◆ What you have to do
Tally the lines that include "nSet". Output the number only.

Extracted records
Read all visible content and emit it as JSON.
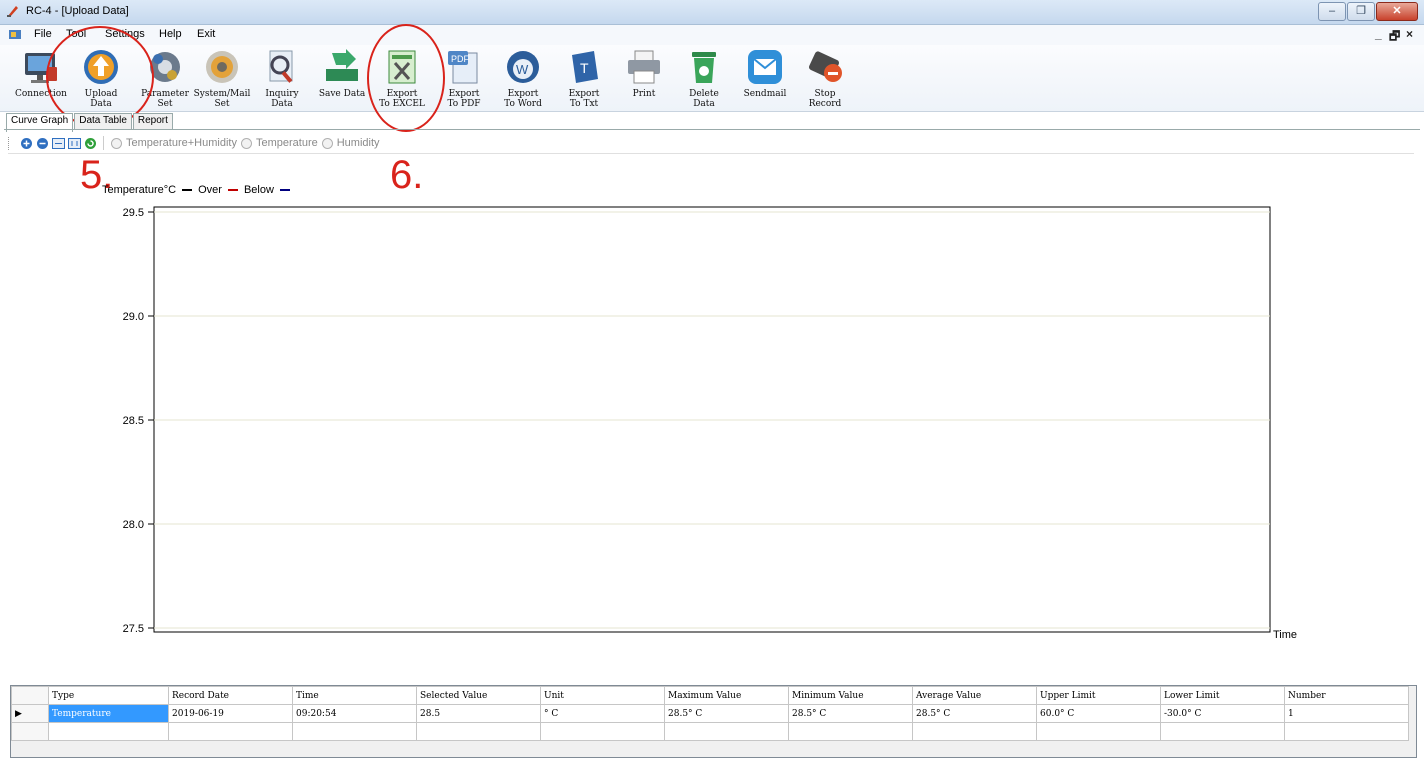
{
  "window": {
    "title": "RC-4 - [Upload Data]",
    "min": "–",
    "max": "❐",
    "close": "✕"
  },
  "menu": {
    "items": [
      "File",
      "Tool",
      "Settings",
      "Help",
      "Exit"
    ],
    "mdi_min": "_",
    "mdi_restore": "ß",
    "mdi_close": "×"
  },
  "toolbar": {
    "buttons": [
      {
        "label": "Connection",
        "icon": "monitor-connection-icon"
      },
      {
        "label": "Upload\nData",
        "icon": "upload-arrow-icon"
      },
      {
        "label": "Parameter\nSet",
        "icon": "gear-parameter-icon"
      },
      {
        "label": "System/Mail\nSet",
        "icon": "system-settings-icon"
      },
      {
        "label": "Inquiry\nData",
        "icon": "magnifier-inquiry-icon"
      },
      {
        "label": "Save Data",
        "icon": "save-arrow-icon"
      },
      {
        "label": "Export\nTo EXCEL",
        "icon": "excel-export-icon"
      },
      {
        "label": "Export\nTo PDF",
        "icon": "pdf-export-icon"
      },
      {
        "label": "Export\nTo Word",
        "icon": "word-export-icon"
      },
      {
        "label": "Export\nTo Txt",
        "icon": "txt-export-icon"
      },
      {
        "label": "Print",
        "icon": "printer-icon"
      },
      {
        "label": "Delete\nData",
        "icon": "trash-icon"
      },
      {
        "label": "Sendmail",
        "icon": "envelope-icon"
      },
      {
        "label": "Stop\nRecord",
        "icon": "stop-record-icon"
      }
    ]
  },
  "annotations": {
    "step5": "5.",
    "step6": "6.",
    "color": "#d9231b"
  },
  "tabs": [
    "Curve Graph",
    "Data Table",
    "Report"
  ],
  "graph_options": {
    "radios": [
      "Temperature+Humidity",
      "Temperature",
      "Humidity"
    ]
  },
  "chart_data": {
    "type": "line",
    "legend": [
      {
        "label": "Temperature°C",
        "color": "#000000"
      },
      {
        "label": "Over",
        "color": "#c00000"
      },
      {
        "label": "Below",
        "color": "#00007f"
      }
    ],
    "ylim": [
      27.5,
      29.5
    ],
    "yticks": [
      "29.5",
      "29.0",
      "28.5",
      "28.0",
      "27.5"
    ],
    "xlabel": "Time",
    "series": [],
    "grid": true
  },
  "datagrid": {
    "columns": [
      "Type",
      "Record Date",
      "Time",
      "Selected Value",
      "Unit",
      "Maximum Value",
      "Minimum Value",
      "Average Value",
      "Upper Limit",
      "Lower Limit",
      "Number"
    ],
    "rows": [
      [
        "Temperature",
        "2019-06-19",
        "09:20:54",
        "28.5",
        "° C",
        "28.5° C",
        "28.5° C",
        "28.5° C",
        "60.0° C",
        "-30.0° C",
        "1"
      ]
    ],
    "row_marker": "▶"
  }
}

◆ Written answer
2